— start of Data to process —
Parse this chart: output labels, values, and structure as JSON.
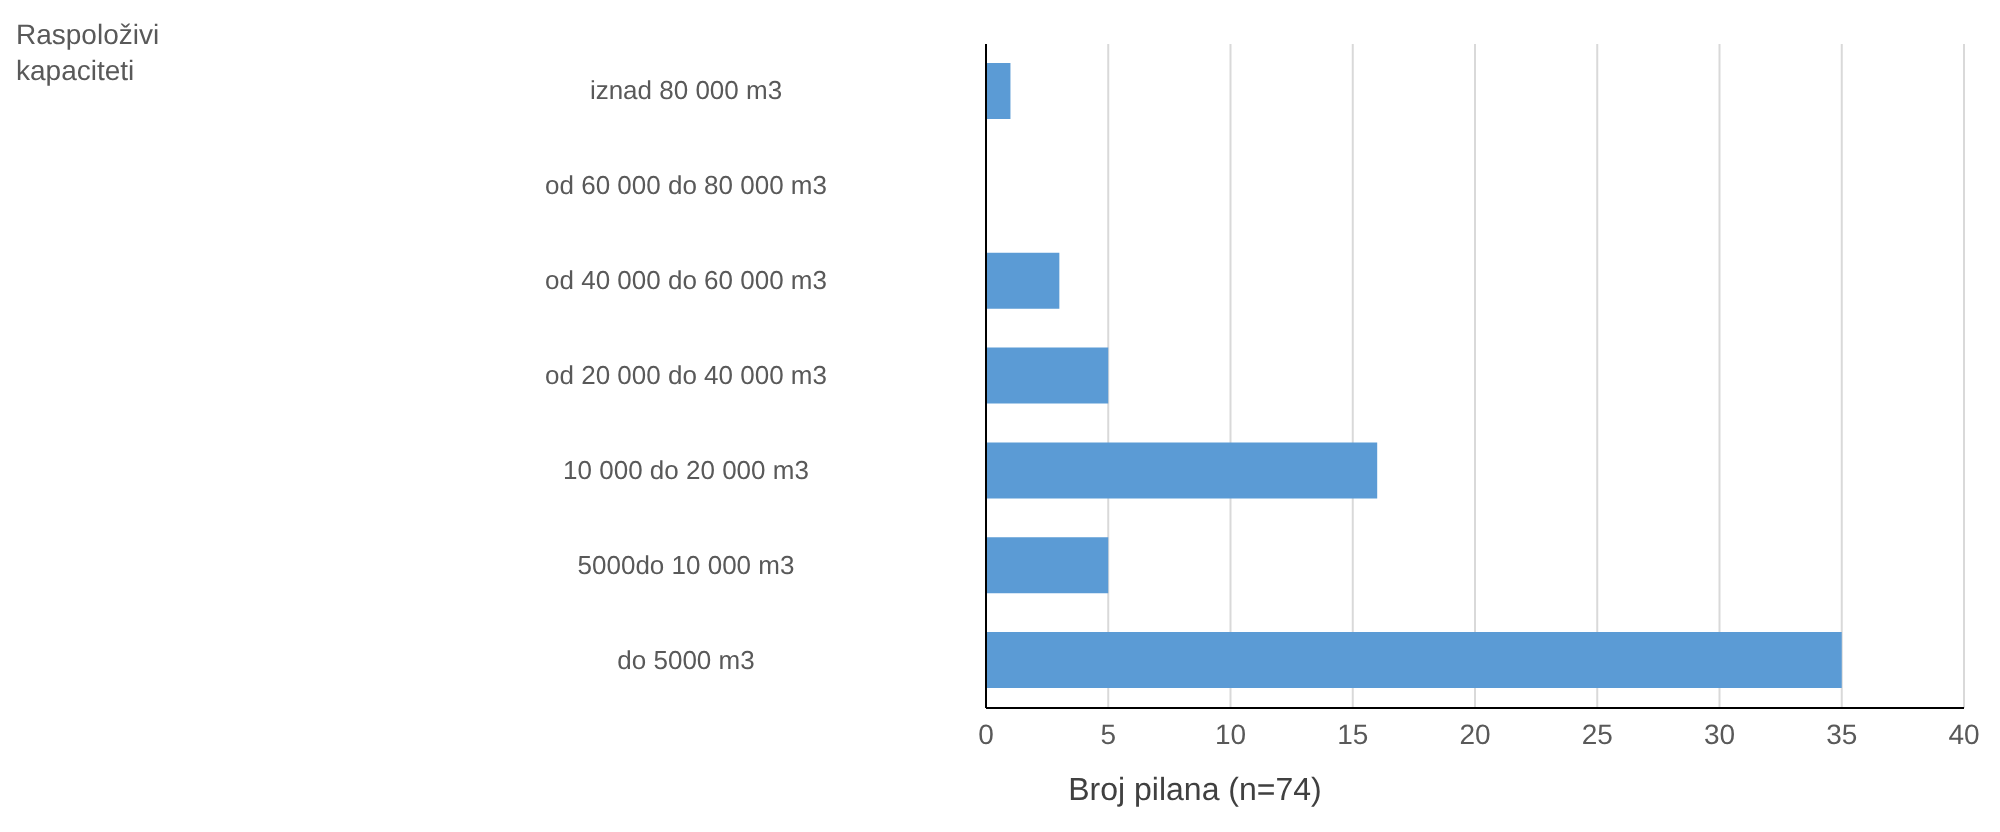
{
  "chart_data": {
    "type": "bar",
    "orientation": "horizontal",
    "annotations": [
      "Raspoloživi kapaciteti"
    ],
    "xlabel": "Broj pilana (n=74)",
    "categories": [
      "iznad 80 000 m3",
      "od 60 000 do 80 000 m3",
      "od 40 000 do 60 000 m3",
      "od 20 000 do 40 000 m3",
      "10 000 do 20 000 m3",
      "5000do 10 000 m3",
      "do 5000 m3"
    ],
    "values": [
      1,
      0,
      3,
      5,
      16,
      5,
      35
    ],
    "color": "#5b9bd5",
    "xlim": [
      0,
      40
    ],
    "xticks": [
      0,
      5,
      10,
      15,
      20,
      25,
      30,
      35,
      40
    ],
    "grid": "x"
  }
}
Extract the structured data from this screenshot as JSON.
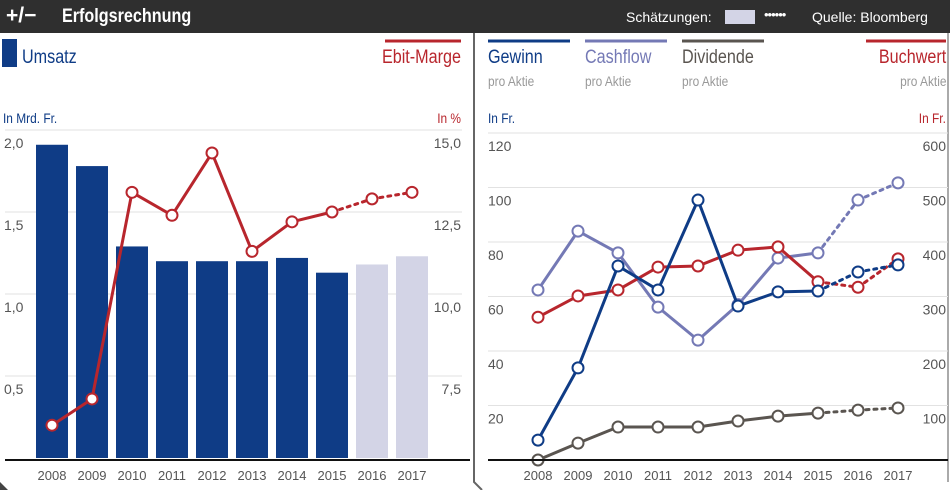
{
  "header": {
    "logo": "+/−",
    "title": "Erfolgsrechnung",
    "estimates_label": "Schätzungen:",
    "estimate_dots": "••••••",
    "source": "Quelle: Bloomberg"
  },
  "colors": {
    "umsatz": "#0f3c86",
    "umsatz_estimate": "#d3d4e6",
    "ebit": "#b8262d",
    "gewinn": "#0f3c86",
    "cashflow": "#7479b5",
    "dividende": "#5a5550",
    "buchwert": "#b8262d"
  },
  "chart_data": [
    {
      "type": "bar",
      "categories": [
        "2008",
        "2009",
        "2010",
        "2011",
        "2012",
        "2013",
        "2014",
        "2015",
        "2016",
        "2017"
      ],
      "estimated_from": "2016",
      "series": [
        {
          "name": "Umsatz",
          "axis": "left",
          "values": [
            1.91,
            1.78,
            1.29,
            1.2,
            1.2,
            1.2,
            1.22,
            1.13,
            1.18,
            1.23
          ]
        },
        {
          "name": "Ebit-Marge",
          "axis": "right",
          "type": "line",
          "values": [
            6.0,
            6.8,
            13.1,
            12.4,
            14.3,
            11.3,
            12.2,
            12.5,
            12.9,
            13.1
          ]
        }
      ],
      "left_unit": "In Mrd. Fr.",
      "right_unit": "In %",
      "ylim_left": [
        0,
        2
      ],
      "ylim_right": [
        5,
        15
      ],
      "left_ticks": [
        "2,0",
        "1,5",
        "1,0",
        "0,5"
      ],
      "right_ticks": [
        "15,0",
        "12,5",
        "10,0",
        "7,5"
      ],
      "grid": true
    },
    {
      "type": "line",
      "categories": [
        "2008",
        "2009",
        "2010",
        "2011",
        "2012",
        "2013",
        "2014",
        "2015",
        "2016",
        "2017"
      ],
      "estimated_from": "2016",
      "series": [
        {
          "name": "Gewinn",
          "subtitle": "pro Aktie",
          "axis": "left",
          "values": [
            7.3,
            33.8,
            71.2,
            62.4,
            95.4,
            56.5,
            61.7,
            62.0,
            69.0,
            71.6
          ]
        },
        {
          "name": "Cashflow",
          "subtitle": "pro Aktie",
          "axis": "left",
          "values": [
            62.4,
            84.0,
            76.0,
            56.1,
            44.0,
            57.0,
            74.1,
            76.0,
            95.4,
            101.7
          ]
        },
        {
          "name": "Dividende",
          "subtitle": "pro Aktie",
          "axis": "left",
          "values": [
            0,
            6.2,
            12.1,
            12.1,
            12.1,
            14.3,
            16.1,
            17.2,
            18.3,
            19.1
          ]
        },
        {
          "name": "Buchwert",
          "subtitle": "pro Aktie",
          "axis": "right",
          "values": [
            262,
            301,
            312,
            354,
            356,
            385,
            391,
            327,
            317,
            369
          ]
        }
      ],
      "left_unit": "In Fr.",
      "right_unit": "In Fr.",
      "ylim_left": [
        0,
        120
      ],
      "ylim_right": [
        0,
        600
      ],
      "left_ticks": [
        "120",
        "100",
        "80",
        "60",
        "40",
        "20"
      ],
      "right_ticks": [
        "600",
        "500",
        "400",
        "300",
        "200",
        "100"
      ],
      "grid": true
    }
  ]
}
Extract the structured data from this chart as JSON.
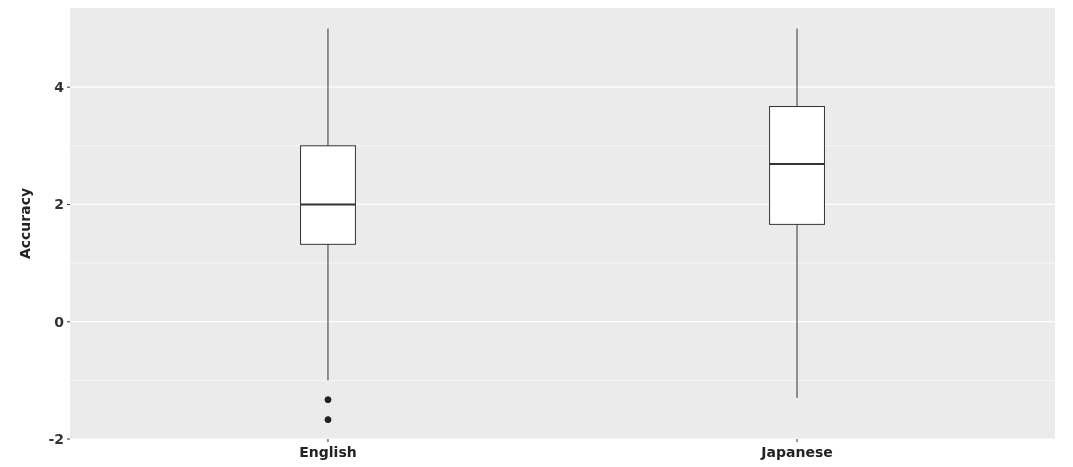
{
  "chart_data": {
    "type": "box",
    "ylabel": "Accuracy",
    "categories": [
      "English",
      "Japanese"
    ],
    "boxes": [
      {
        "low": -1.0,
        "q1": 1.32,
        "median": 2.0,
        "q3": 3.0,
        "high": 5.0,
        "outliers": [
          -1.33,
          -1.67
        ]
      },
      {
        "low": -1.3,
        "q1": 1.66,
        "median": 2.69,
        "q3": 3.67,
        "high": 5.0
      }
    ],
    "ylim": [
      -2,
      5.35
    ],
    "yticks": [
      -2,
      0,
      2,
      4
    ],
    "grid": "y"
  }
}
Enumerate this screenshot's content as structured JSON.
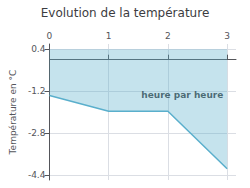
{
  "chart_data": {
    "type": "line",
    "title": "Evolution de la température",
    "ylabel": "Température en °C",
    "x": [
      0,
      1,
      2,
      3
    ],
    "values": [
      -1.37,
      -1.97,
      -1.97,
      -4.17
    ],
    "fill_top": 0.4,
    "color": "#5aafcc",
    "xlim": [
      0,
      3.15
    ],
    "xticks": [
      0,
      1,
      2,
      3
    ],
    "ylim": [
      -4.6,
      0.6
    ],
    "yticks": [
      0.4,
      -1.2,
      -2.8,
      -4.4
    ],
    "grid": true,
    "annotations": [
      {
        "text": "heure par heure",
        "x": 1.55,
        "y": -1.35
      }
    ]
  }
}
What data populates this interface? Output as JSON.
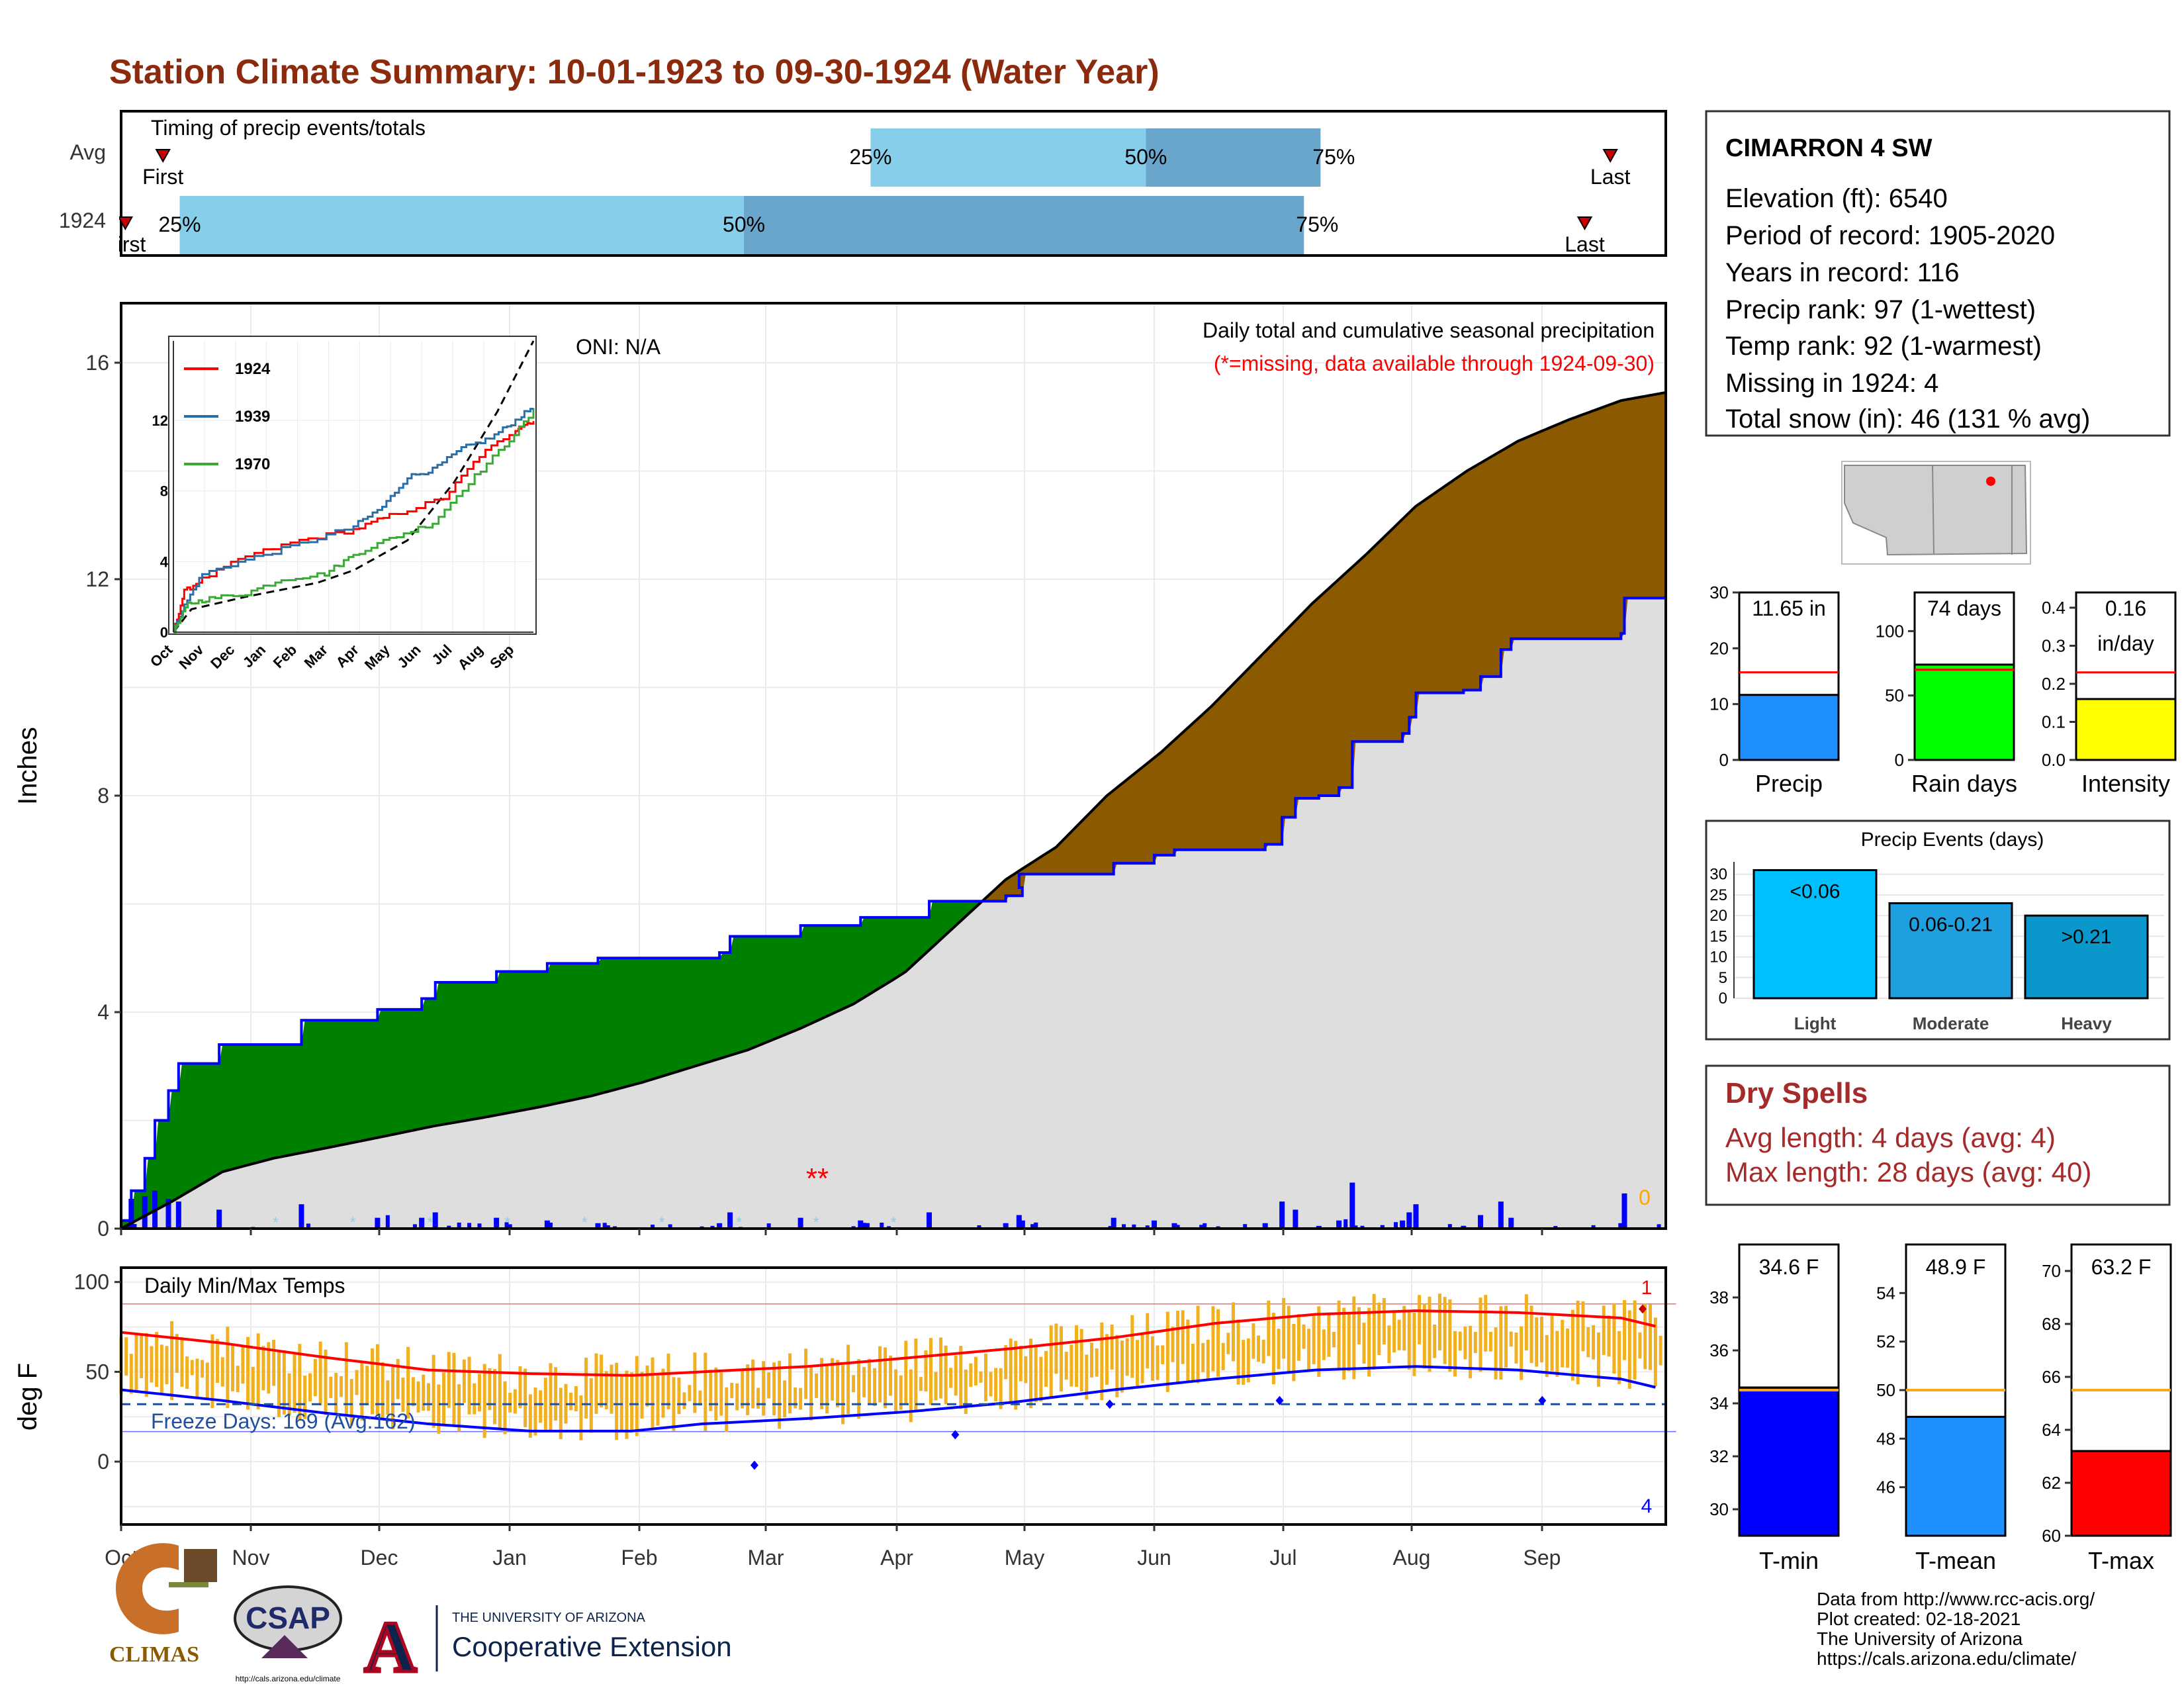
— end of Data to process —
Task objective
Pull out all lines from the entries above that include the word "name".

Reply to the exercise
          "name": "Umsatz",
          "name": "Ebit-Marge",
          "name": "Gewinn",
          "name": "Cashflow",
          "name": "Dividende",
          "name": "Buchwert",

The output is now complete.